**Challenge**
Collect and copy out every row below that contains the string "axis". Case counts.

**Given information**
────
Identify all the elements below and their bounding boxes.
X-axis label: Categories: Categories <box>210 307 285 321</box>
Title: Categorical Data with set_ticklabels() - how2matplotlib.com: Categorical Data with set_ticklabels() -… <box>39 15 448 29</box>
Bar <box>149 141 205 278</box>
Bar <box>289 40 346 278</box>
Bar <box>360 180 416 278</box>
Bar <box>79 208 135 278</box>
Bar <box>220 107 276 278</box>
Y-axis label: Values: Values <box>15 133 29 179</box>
────
**Solved problem**
X-axis label: Categories: Categories <box>210 307 285 321</box>
Y-axis label: Values: Values <box>15 133 29 179</box>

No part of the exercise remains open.